- _SET EXERCISE_
Copy each of the entries below word for word, leaving nothing out and changing nothing.

- _ENTRIES_
- - -

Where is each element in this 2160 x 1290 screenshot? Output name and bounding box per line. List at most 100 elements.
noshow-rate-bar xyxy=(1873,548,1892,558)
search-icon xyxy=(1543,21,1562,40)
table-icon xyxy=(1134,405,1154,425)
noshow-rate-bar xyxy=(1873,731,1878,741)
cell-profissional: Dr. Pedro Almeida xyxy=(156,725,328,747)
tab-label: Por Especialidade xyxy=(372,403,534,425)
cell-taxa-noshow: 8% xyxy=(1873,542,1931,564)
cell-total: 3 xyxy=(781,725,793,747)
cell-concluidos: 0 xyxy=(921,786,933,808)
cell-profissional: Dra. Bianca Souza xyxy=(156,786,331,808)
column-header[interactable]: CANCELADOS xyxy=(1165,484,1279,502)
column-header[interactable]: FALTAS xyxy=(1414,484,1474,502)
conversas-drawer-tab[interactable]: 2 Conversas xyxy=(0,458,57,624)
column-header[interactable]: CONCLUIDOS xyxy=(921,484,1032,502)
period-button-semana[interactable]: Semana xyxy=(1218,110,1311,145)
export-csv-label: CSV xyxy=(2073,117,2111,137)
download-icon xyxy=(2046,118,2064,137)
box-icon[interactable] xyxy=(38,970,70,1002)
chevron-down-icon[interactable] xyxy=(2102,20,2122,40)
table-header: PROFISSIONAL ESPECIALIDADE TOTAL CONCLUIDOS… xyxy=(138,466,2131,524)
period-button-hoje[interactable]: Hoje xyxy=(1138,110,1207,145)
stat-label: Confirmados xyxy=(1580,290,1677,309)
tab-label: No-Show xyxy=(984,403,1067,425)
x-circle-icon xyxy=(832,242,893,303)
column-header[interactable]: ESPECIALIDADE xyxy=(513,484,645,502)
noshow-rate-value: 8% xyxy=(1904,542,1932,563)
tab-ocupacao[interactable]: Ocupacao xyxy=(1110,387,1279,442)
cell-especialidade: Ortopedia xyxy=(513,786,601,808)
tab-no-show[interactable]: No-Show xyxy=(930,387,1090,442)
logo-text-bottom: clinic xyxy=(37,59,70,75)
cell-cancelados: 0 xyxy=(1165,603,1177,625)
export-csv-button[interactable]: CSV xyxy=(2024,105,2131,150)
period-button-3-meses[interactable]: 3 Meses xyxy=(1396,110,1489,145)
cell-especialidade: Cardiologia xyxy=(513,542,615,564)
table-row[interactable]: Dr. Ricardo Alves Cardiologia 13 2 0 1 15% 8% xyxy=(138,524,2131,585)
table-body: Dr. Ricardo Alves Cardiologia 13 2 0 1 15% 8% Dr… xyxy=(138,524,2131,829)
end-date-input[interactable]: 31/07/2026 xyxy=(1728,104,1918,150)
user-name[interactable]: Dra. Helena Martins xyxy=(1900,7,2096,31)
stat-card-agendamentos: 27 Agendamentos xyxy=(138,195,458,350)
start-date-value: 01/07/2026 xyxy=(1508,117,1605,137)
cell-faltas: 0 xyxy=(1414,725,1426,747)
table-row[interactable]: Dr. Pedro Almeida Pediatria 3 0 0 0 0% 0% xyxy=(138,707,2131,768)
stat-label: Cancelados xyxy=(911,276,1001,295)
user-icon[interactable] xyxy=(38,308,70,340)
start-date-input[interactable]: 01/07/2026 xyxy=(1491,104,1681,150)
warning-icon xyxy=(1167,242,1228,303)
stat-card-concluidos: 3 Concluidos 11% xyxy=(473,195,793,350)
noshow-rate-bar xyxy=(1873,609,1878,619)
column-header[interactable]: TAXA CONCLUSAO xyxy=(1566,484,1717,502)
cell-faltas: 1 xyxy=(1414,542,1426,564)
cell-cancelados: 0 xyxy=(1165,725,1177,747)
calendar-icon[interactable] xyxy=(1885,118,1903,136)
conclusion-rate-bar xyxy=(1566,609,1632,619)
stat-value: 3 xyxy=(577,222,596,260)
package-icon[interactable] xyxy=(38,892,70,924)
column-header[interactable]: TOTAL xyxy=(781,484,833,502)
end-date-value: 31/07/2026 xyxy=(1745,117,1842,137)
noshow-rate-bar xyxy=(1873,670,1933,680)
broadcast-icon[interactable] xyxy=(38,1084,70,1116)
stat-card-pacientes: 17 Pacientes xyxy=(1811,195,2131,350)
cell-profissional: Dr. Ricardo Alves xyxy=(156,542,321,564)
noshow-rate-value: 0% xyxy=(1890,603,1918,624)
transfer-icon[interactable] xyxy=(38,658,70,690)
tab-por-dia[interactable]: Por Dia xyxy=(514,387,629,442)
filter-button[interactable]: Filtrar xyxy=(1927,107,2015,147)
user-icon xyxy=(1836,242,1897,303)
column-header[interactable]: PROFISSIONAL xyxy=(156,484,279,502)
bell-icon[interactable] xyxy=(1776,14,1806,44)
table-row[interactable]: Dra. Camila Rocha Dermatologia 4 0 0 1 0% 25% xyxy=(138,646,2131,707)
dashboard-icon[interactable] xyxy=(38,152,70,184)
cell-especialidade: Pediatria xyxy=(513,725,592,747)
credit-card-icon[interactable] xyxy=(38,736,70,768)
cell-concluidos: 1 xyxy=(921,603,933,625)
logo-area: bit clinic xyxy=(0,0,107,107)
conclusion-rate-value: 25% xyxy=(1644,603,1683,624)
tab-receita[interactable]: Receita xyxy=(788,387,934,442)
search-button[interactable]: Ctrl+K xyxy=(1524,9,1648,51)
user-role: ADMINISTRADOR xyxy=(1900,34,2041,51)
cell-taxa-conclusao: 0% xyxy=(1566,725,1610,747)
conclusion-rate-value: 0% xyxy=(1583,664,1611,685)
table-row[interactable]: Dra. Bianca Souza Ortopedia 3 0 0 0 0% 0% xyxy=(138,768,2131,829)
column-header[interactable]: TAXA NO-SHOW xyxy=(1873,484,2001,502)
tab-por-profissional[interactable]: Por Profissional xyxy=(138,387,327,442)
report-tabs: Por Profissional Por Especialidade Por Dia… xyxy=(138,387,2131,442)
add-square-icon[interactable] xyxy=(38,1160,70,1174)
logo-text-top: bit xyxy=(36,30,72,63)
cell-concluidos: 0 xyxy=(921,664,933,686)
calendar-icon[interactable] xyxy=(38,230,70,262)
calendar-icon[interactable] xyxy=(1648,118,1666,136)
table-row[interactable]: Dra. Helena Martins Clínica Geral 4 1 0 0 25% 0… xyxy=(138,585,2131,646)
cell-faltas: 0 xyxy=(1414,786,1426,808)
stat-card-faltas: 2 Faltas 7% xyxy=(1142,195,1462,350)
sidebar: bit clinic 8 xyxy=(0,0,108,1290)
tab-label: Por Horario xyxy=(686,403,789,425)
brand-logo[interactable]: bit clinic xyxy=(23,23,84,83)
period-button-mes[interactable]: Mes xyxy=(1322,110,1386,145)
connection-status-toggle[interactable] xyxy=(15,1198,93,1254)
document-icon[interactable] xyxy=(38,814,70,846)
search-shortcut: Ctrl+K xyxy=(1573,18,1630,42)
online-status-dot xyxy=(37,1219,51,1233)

- - -

- _RESPONSE FOR THIS EXERCISE_
Where is each element in this 2160 x 1290 screenshot? Output name and bounding box per line. List at most 100 elements.
noshow-rate-bar xyxy=(1873,548,1892,558)
search-icon xyxy=(1543,21,1562,40)
table-icon xyxy=(1134,405,1154,425)
noshow-rate-bar xyxy=(1873,731,1878,741)
cell-profissional: Dr. Pedro Almeida xyxy=(156,725,328,747)
tab-label: Por Especialidade xyxy=(372,403,534,425)
cell-taxa-noshow: 8% xyxy=(1873,542,1931,564)
cell-total: 3 xyxy=(781,725,793,747)
cell-concluidos: 0 xyxy=(921,786,933,808)
cell-profissional: Dra. Bianca Souza xyxy=(156,786,331,808)
column-header[interactable]: CANCELADOS xyxy=(1165,484,1279,502)
column-header[interactable]: FALTAS xyxy=(1414,484,1474,502)
conversas-drawer-tab[interactable]: 2 Conversas xyxy=(0,458,57,624)
column-header[interactable]: CONCLUIDOS xyxy=(921,484,1032,502)
period-button-semana[interactable]: Semana xyxy=(1218,110,1311,145)
export-csv-label: CSV xyxy=(2073,117,2111,137)
download-icon xyxy=(2046,118,2064,137)
box-icon[interactable] xyxy=(38,970,70,1002)
chevron-down-icon[interactable] xyxy=(2102,20,2122,40)
table-header: PROFISSIONAL ESPECIALIDADE TOTAL CONCLUIDOS… xyxy=(138,466,2131,524)
period-button-hoje[interactable]: Hoje xyxy=(1138,110,1207,145)
stat-label: Confirmados xyxy=(1580,290,1677,309)
tab-label: No-Show xyxy=(984,403,1067,425)
x-circle-icon xyxy=(832,242,893,303)
column-header[interactable]: ESPECIALIDADE xyxy=(513,484,645,502)
noshow-rate-value: 8% xyxy=(1904,542,1932,563)
tab-ocupacao[interactable]: Ocupacao xyxy=(1110,387,1279,442)
cell-especialidade: Ortopedia xyxy=(513,786,601,808)
tab-no-show[interactable]: No-Show xyxy=(930,387,1090,442)
logo-text-bottom: clinic xyxy=(37,59,70,75)
cell-cancelados: 0 xyxy=(1165,603,1177,625)
export-csv-button[interactable]: CSV xyxy=(2024,105,2131,150)
period-button-3-meses[interactable]: 3 Meses xyxy=(1396,110,1489,145)
cell-especialidade: Cardiologia xyxy=(513,542,615,564)
table-row[interactable]: Dr. Ricardo Alves Cardiologia 13 2 0 1 15% 8% xyxy=(138,524,2131,585)
table-body: Dr. Ricardo Alves Cardiologia 13 2 0 1 15% 8% Dr… xyxy=(138,524,2131,829)
end-date-input[interactable]: 31/07/2026 xyxy=(1728,104,1918,150)
user-name[interactable]: Dra. Helena Martins xyxy=(1900,7,2096,31)
stat-card-agendamentos: 27 Agendamentos xyxy=(138,195,458,350)
start-date-value: 01/07/2026 xyxy=(1508,117,1605,137)
cell-faltas: 0 xyxy=(1414,725,1426,747)
table-row[interactable]: Dr. Pedro Almeida Pediatria 3 0 0 0 0% 0% xyxy=(138,707,2131,768)
stat-label: Cancelados xyxy=(911,276,1001,295)
user-icon[interactable] xyxy=(38,308,70,340)
start-date-input[interactable]: 01/07/2026 xyxy=(1491,104,1681,150)
warning-icon xyxy=(1167,242,1228,303)
stat-card-concluidos: 3 Concluidos 11% xyxy=(473,195,793,350)
noshow-rate-bar xyxy=(1873,609,1878,619)
column-header[interactable]: TAXA CONCLUSAO xyxy=(1566,484,1717,502)
cell-faltas: 1 xyxy=(1414,542,1426,564)
cell-cancelados: 0 xyxy=(1165,725,1177,747)
calendar-icon[interactable] xyxy=(1885,118,1903,136)
conclusion-rate-bar xyxy=(1566,609,1632,619)
stat-value: 3 xyxy=(577,222,596,260)
package-icon[interactable] xyxy=(38,892,70,924)
column-header[interactable]: TOTAL xyxy=(781,484,833,502)
end-date-value: 31/07/2026 xyxy=(1745,117,1842,137)
noshow-rate-bar xyxy=(1873,670,1933,680)
broadcast-icon[interactable] xyxy=(38,1084,70,1116)
stat-card-pacientes: 17 Pacientes xyxy=(1811,195,2131,350)
cell-profissional: Dr. Ricardo Alves xyxy=(156,542,321,564)
noshow-rate-value: 0% xyxy=(1890,603,1918,624)
transfer-icon[interactable] xyxy=(38,658,70,690)
tab-por-dia[interactable]: Por Dia xyxy=(514,387,629,442)
filter-button[interactable]: Filtrar xyxy=(1927,107,2015,147)
user-icon xyxy=(1836,242,1897,303)
column-header[interactable]: PROFISSIONAL xyxy=(156,484,279,502)
bell-icon[interactable] xyxy=(1776,14,1806,44)
table-row[interactable]: Dra. Camila Rocha Dermatologia 4 0 0 1 0% 25% xyxy=(138,646,2131,707)
dashboard-icon[interactable] xyxy=(38,152,70,184)
cell-especialidade: Pediatria xyxy=(513,725,592,747)
credit-card-icon[interactable] xyxy=(38,736,70,768)
cell-concluidos: 1 xyxy=(921,603,933,625)
logo-area: bit clinic xyxy=(0,0,107,107)
conclusion-rate-value: 25% xyxy=(1644,603,1683,624)
tab-receita[interactable]: Receita xyxy=(788,387,934,442)
search-button[interactable]: Ctrl+K xyxy=(1524,9,1648,51)
user-role: ADMINISTRADOR xyxy=(1900,34,2041,51)
cell-taxa-conclusao: 0% xyxy=(1566,725,1610,747)
conclusion-rate-value: 0% xyxy=(1583,664,1611,685)
table-row[interactable]: Dra. Bianca Souza Ortopedia 3 0 0 0 0% 0% xyxy=(138,768,2131,829)
column-header[interactable]: TAXA NO-SHOW xyxy=(1873,484,2001,502)
tab-por-profissional[interactable]: Por Profissional xyxy=(138,387,327,442)
report-tabs: Por Profissional Por Especialidade Por Dia… xyxy=(138,387,2131,442)
add-square-icon[interactable] xyxy=(38,1160,70,1174)
logo-text-top: bit xyxy=(36,30,72,63)
cell-concluidos: 0 xyxy=(921,664,933,686)
calendar-icon[interactable] xyxy=(38,230,70,262)
calendar-icon[interactable] xyxy=(1648,118,1666,136)
table-row[interactable]: Dra. Helena Martins Clínica Geral 4 1 0 0 25% 0… xyxy=(138,585,2131,646)
cell-faltas: 0 xyxy=(1414,786,1426,808)
stat-card-faltas: 2 Faltas 7% xyxy=(1142,195,1462,350)
sidebar: bit clinic 8 xyxy=(0,0,108,1290)
tab-label: Por Horario xyxy=(686,403,789,425)
brand-logo[interactable]: bit clinic xyxy=(23,23,84,83)
period-button-mes[interactable]: Mes xyxy=(1322,110,1386,145)
connection-status-toggle[interactable] xyxy=(15,1198,93,1254)
document-icon[interactable] xyxy=(38,814,70,846)
search-shortcut: Ctrl+K xyxy=(1573,18,1630,42)
online-status-dot xyxy=(37,1219,51,1233)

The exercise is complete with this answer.